■ **Exercise**: Print the full listing exactly.

■ **Dataset entries**:
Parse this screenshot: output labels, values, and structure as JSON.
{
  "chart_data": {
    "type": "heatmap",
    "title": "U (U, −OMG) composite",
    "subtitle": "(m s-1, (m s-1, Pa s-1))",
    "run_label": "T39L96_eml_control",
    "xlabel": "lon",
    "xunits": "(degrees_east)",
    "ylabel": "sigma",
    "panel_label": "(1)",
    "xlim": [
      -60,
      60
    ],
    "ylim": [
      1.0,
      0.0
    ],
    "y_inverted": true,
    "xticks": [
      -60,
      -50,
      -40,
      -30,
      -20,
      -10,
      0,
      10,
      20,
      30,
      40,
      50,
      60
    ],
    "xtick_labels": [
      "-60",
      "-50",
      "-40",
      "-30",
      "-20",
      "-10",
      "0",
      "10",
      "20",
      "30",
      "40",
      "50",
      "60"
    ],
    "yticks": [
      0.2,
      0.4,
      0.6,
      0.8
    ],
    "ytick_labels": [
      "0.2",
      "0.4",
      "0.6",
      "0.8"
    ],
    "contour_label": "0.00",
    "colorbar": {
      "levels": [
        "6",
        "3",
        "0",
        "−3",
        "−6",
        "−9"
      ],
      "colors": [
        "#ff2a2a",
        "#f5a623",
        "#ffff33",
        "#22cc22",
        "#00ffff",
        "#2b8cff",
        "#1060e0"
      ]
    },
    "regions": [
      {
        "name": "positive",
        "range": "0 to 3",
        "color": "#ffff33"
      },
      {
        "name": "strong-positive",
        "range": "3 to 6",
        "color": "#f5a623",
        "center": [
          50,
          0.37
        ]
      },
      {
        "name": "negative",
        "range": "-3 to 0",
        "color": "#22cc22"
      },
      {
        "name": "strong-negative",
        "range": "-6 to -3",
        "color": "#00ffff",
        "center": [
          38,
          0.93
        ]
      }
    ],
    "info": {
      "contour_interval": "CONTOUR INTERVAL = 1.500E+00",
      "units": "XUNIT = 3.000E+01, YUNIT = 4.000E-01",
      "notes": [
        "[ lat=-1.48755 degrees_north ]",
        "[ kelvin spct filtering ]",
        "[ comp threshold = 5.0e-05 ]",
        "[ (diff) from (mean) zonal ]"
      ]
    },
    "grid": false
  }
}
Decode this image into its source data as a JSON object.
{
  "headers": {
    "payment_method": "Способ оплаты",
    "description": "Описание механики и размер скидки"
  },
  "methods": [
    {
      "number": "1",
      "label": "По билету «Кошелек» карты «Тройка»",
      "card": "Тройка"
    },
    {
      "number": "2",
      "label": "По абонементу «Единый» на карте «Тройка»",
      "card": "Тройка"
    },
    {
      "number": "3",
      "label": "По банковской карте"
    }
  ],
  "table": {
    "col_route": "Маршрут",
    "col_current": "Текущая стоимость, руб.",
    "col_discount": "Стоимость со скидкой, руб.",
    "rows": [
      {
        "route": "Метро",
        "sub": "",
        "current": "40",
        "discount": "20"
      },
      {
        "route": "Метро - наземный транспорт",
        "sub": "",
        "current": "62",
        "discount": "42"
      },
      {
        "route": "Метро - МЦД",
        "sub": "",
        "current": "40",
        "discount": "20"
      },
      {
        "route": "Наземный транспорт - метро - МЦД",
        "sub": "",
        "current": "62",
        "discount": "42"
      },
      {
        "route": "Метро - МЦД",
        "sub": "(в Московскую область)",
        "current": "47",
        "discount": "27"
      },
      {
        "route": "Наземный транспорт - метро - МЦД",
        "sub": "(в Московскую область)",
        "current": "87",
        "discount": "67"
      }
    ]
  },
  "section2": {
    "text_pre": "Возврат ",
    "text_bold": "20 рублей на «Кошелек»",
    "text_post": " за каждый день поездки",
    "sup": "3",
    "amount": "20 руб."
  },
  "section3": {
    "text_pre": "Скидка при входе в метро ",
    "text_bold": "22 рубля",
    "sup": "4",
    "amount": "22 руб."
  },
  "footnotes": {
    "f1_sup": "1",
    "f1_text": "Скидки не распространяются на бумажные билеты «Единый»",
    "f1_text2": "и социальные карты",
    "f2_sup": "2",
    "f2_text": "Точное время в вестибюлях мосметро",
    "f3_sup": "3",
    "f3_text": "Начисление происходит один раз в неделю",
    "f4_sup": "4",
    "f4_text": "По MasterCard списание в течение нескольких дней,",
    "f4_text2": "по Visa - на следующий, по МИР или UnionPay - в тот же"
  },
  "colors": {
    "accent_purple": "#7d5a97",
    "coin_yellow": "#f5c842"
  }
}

■ **Response to the task**:
Parse this screenshot: output labels, values, and structure as JSON.
{
  "chart_data": {
    "type": "heatmap",
    "title": "U (U, −OMG) composite",
    "subtitle": "(m s-1, (m s-1, Pa s-1))",
    "run_label": "T39L96_eml_control",
    "xlabel": "lon",
    "xunits": "(degrees_east)",
    "ylabel": "sigma",
    "panel_label": "(1)",
    "xlim": [
      -60,
      60
    ],
    "ylim": [
      1.0,
      0.0
    ],
    "y_inverted": true,
    "xticks": [
      -60,
      -50,
      -40,
      -30,
      -20,
      -10,
      0,
      10,
      20,
      30,
      40,
      50,
      60
    ],
    "xtick_labels": [
      "-60",
      "-50",
      "-40",
      "-30",
      "-20",
      "-10",
      "0",
      "10",
      "20",
      "30",
      "40",
      "50",
      "60"
    ],
    "yticks": [
      0.2,
      0.4,
      0.6,
      0.8
    ],
    "ytick_labels": [
      "0.2",
      "0.4",
      "0.6",
      "0.8"
    ],
    "contour_label": "0.00",
    "colorbar": {
      "levels": [
        "6",
        "3",
        "0",
        "−3",
        "−6",
        "−9"
      ],
      "colors": [
        "#ff2a2a",
        "#f5a623",
        "#ffff33",
        "#22cc22",
        "#00ffff",
        "#2b8cff",
        "#1060e0"
      ]
    },
    "regions": [
      {
        "name": "positive",
        "range": "0 to 3",
        "color": "#ffff33"
      },
      {
        "name": "strong-positive",
        "range": "3 to 6",
        "color": "#f5a623",
        "center": [
          50,
          0.37
        ]
      },
      {
        "name": "negative",
        "range": "-3 to 0",
        "color": "#22cc22"
      },
      {
        "name": "strong-negative",
        "range": "-6 to -3",
        "color": "#00ffff",
        "center": [
          38,
          0.93
        ]
      }
    ],
    "info": {
      "contour_interval": "CONTOUR INTERVAL = 1.500E+00",
      "units": "XUNIT = 3.000E+01, YUNIT = 4.000E-01",
      "notes": [
        "[ lat=-1.48755 degrees_north ]",
        "[ kelvin spct filtering ]",
        "[ comp threshold = 5.0e-05 ]",
        "[ (diff) from (mean) zonal ]"
      ]
    },
    "grid": false
  }
}
Decode this image into its source data as a JSON object.
{
  "headers": {
    "payment_method": "Способ оплаты",
    "description": "Описание механики и размер скидки"
  },
  "methods": [
    {
      "number": "1",
      "label": "По билету «Кошелек» карты «Тройка»",
      "card": "Тройка"
    },
    {
      "number": "2",
      "label": "По абонементу «Единый» на карте «Тройка»",
      "card": "Тройка"
    },
    {
      "number": "3",
      "label": "По банковской карте"
    }
  ],
  "table": {
    "col_route": "Маршрут",
    "col_current": "Текущая стоимость, руб.",
    "col_discount": "Стоимость со скидкой, руб.",
    "rows": [
      {
        "route": "Метро",
        "sub": "",
        "current": "40",
        "discount": "20"
      },
      {
        "route": "Метро - наземный транспорт",
        "sub": "",
        "current": "62",
        "discount": "42"
      },
      {
        "route": "Метро - МЦД",
        "sub": "",
        "current": "40",
        "discount": "20"
      },
      {
        "route": "Наземный транспорт - метро - МЦД",
        "sub": "",
        "current": "62",
        "discount": "42"
      },
      {
        "route": "Метро - МЦД",
        "sub": "(в Московскую область)",
        "current": "47",
        "discount": "27"
      },
      {
        "route": "Наземный транспорт - метро - МЦД",
        "sub": "(в Московскую область)",
        "current": "87",
        "discount": "67"
      }
    ]
  },
  "section2": {
    "text_pre": "Возврат ",
    "text_bold": "20 рублей на «Кошелек»",
    "text_post": " за каждый день поездки",
    "sup": "3",
    "amount": "20 руб."
  },
  "section3": {
    "text_pre": "Скидка при входе в метро ",
    "text_bold": "22 рубля",
    "sup": "4",
    "amount": "22 руб."
  },
  "footnotes": {
    "f1_sup": "1",
    "f1_text": "Скидки не распространяются на бумажные билеты «Единый»",
    "f1_text2": "и социальные карты",
    "f2_sup": "2",
    "f2_text": "Точное время в вестибюлях мосметро",
    "f3_sup": "3",
    "f3_text": "Начисление происходит один раз в неделю",
    "f4_sup": "4",
    "f4_text": "По MasterCard списание в течение нескольких дней,",
    "f4_text2": "по Visa - на следующий, по МИР или UnionPay - в тот же"
  },
  "colors": {
    "accent_purple": "#7d5a97",
    "coin_yellow": "#f5c842"
  }
}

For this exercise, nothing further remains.